## INSTRUCTIONS TO FOLLOW
Set down each record exactly as written.

## RECORD LIST
┌──

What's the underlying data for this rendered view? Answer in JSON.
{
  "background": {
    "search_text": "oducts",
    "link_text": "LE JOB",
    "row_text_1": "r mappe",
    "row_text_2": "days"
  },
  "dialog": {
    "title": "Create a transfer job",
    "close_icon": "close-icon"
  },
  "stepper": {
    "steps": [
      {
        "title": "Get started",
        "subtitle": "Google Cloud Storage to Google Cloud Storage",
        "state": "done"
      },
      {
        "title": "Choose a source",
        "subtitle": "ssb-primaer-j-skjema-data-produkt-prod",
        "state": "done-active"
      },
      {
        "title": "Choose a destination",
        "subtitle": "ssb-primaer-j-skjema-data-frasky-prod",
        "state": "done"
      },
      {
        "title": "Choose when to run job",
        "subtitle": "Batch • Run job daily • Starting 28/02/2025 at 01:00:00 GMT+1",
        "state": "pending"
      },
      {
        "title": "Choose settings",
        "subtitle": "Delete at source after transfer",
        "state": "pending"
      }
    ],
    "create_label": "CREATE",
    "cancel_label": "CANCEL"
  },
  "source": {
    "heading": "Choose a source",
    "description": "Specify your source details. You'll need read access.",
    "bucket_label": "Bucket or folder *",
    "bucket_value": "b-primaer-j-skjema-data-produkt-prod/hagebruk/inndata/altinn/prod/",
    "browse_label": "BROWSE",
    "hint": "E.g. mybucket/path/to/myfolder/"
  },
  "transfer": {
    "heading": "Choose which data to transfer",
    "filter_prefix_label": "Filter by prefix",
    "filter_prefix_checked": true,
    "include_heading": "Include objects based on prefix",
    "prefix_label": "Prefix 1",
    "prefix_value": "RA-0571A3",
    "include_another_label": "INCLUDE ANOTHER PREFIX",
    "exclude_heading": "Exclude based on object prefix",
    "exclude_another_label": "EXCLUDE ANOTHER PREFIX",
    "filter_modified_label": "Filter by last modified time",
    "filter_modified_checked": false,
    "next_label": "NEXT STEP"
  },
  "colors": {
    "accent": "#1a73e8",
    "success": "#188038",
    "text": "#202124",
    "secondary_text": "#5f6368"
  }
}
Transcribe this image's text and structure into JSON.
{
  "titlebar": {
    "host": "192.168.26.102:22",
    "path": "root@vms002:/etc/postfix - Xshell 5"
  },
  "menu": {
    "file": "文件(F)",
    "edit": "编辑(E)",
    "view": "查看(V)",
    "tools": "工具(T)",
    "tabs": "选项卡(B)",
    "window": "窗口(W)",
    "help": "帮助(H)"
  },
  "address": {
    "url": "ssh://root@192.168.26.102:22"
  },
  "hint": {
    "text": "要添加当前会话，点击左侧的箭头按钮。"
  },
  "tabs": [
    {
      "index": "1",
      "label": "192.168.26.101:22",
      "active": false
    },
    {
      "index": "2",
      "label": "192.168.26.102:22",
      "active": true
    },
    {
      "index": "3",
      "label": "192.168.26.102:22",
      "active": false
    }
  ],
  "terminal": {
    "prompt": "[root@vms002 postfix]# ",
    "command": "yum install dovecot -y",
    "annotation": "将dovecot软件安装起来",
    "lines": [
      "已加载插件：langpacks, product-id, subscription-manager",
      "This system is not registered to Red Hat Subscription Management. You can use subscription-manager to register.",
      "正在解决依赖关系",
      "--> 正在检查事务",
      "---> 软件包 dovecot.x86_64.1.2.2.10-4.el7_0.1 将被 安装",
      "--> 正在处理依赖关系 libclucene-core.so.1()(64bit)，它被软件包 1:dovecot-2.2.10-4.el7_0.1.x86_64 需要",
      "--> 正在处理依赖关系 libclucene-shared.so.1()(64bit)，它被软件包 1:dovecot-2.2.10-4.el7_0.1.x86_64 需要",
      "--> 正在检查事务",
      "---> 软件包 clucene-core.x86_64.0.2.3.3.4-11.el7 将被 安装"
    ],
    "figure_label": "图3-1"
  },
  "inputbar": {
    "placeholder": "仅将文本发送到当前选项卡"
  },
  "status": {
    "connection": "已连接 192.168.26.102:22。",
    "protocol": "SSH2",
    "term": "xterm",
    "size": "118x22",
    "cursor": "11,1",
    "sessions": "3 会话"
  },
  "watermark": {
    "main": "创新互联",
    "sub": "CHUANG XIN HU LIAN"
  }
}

└──

## RESULT OF THIS TASK
What's the underlying data for this rendered view? Answer in JSON.
{
  "background": {
    "search_text": "oducts",
    "link_text": "LE JOB",
    "row_text_1": "r mappe",
    "row_text_2": "days"
  },
  "dialog": {
    "title": "Create a transfer job",
    "close_icon": "close-icon"
  },
  "stepper": {
    "steps": [
      {
        "title": "Get started",
        "subtitle": "Google Cloud Storage to Google Cloud Storage",
        "state": "done"
      },
      {
        "title": "Choose a source",
        "subtitle": "ssb-primaer-j-skjema-data-produkt-prod",
        "state": "done-active"
      },
      {
        "title": "Choose a destination",
        "subtitle": "ssb-primaer-j-skjema-data-frasky-prod",
        "state": "done"
      },
      {
        "title": "Choose when to run job",
        "subtitle": "Batch • Run job daily • Starting 28/02/2025 at 01:00:00 GMT+1",
        "state": "pending"
      },
      {
        "title": "Choose settings",
        "subtitle": "Delete at source after transfer",
        "state": "pending"
      }
    ],
    "create_label": "CREATE",
    "cancel_label": "CANCEL"
  },
  "source": {
    "heading": "Choose a source",
    "description": "Specify your source details. You'll need read access.",
    "bucket_label": "Bucket or folder *",
    "bucket_value": "b-primaer-j-skjema-data-produkt-prod/hagebruk/inndata/altinn/prod/",
    "browse_label": "BROWSE",
    "hint": "E.g. mybucket/path/to/myfolder/"
  },
  "transfer": {
    "heading": "Choose which data to transfer",
    "filter_prefix_label": "Filter by prefix",
    "filter_prefix_checked": true,
    "include_heading": "Include objects based on prefix",
    "prefix_label": "Prefix 1",
    "prefix_value": "RA-0571A3",
    "include_another_label": "INCLUDE ANOTHER PREFIX",
    "exclude_heading": "Exclude based on object prefix",
    "exclude_another_label": "EXCLUDE ANOTHER PREFIX",
    "filter_modified_label": "Filter by last modified time",
    "filter_modified_checked": false,
    "next_label": "NEXT STEP"
  },
  "colors": {
    "accent": "#1a73e8",
    "success": "#188038",
    "text": "#202124",
    "secondary_text": "#5f6368"
  }
}
Transcribe this image's text and structure into JSON.
{
  "titlebar": {
    "host": "192.168.26.102:22",
    "path": "root@vms002:/etc/postfix - Xshell 5"
  },
  "menu": {
    "file": "文件(F)",
    "edit": "编辑(E)",
    "view": "查看(V)",
    "tools": "工具(T)",
    "tabs": "选项卡(B)",
    "window": "窗口(W)",
    "help": "帮助(H)"
  },
  "address": {
    "url": "ssh://root@192.168.26.102:22"
  },
  "hint": {
    "text": "要添加当前会话，点击左侧的箭头按钮。"
  },
  "tabs": [
    {
      "index": "1",
      "label": "192.168.26.101:22",
      "active": false
    },
    {
      "index": "2",
      "label": "192.168.26.102:22",
      "active": true
    },
    {
      "index": "3",
      "label": "192.168.26.102:22",
      "active": false
    }
  ],
  "terminal": {
    "prompt": "[root@vms002 postfix]# ",
    "command": "yum install dovecot -y",
    "annotation": "将dovecot软件安装起来",
    "lines": [
      "已加载插件：langpacks, product-id, subscription-manager",
      "This system is not registered to Red Hat Subscription Management. You can use subscription-manager to register.",
      "正在解决依赖关系",
      "--> 正在检查事务",
      "---> 软件包 dovecot.x86_64.1.2.2.10-4.el7_0.1 将被 安装",
      "--> 正在处理依赖关系 libclucene-core.so.1()(64bit)，它被软件包 1:dovecot-2.2.10-4.el7_0.1.x86_64 需要",
      "--> 正在处理依赖关系 libclucene-shared.so.1()(64bit)，它被软件包 1:dovecot-2.2.10-4.el7_0.1.x86_64 需要",
      "--> 正在检查事务",
      "---> 软件包 clucene-core.x86_64.0.2.3.3.4-11.el7 将被 安装"
    ],
    "figure_label": "图3-1"
  },
  "inputbar": {
    "placeholder": "仅将文本发送到当前选项卡"
  },
  "status": {
    "connection": "已连接 192.168.26.102:22。",
    "protocol": "SSH2",
    "term": "xterm",
    "size": "118x22",
    "cursor": "11,1",
    "sessions": "3 会话"
  },
  "watermark": {
    "main": "创新互联",
    "sub": "CHUANG XIN HU LIAN"
  }
}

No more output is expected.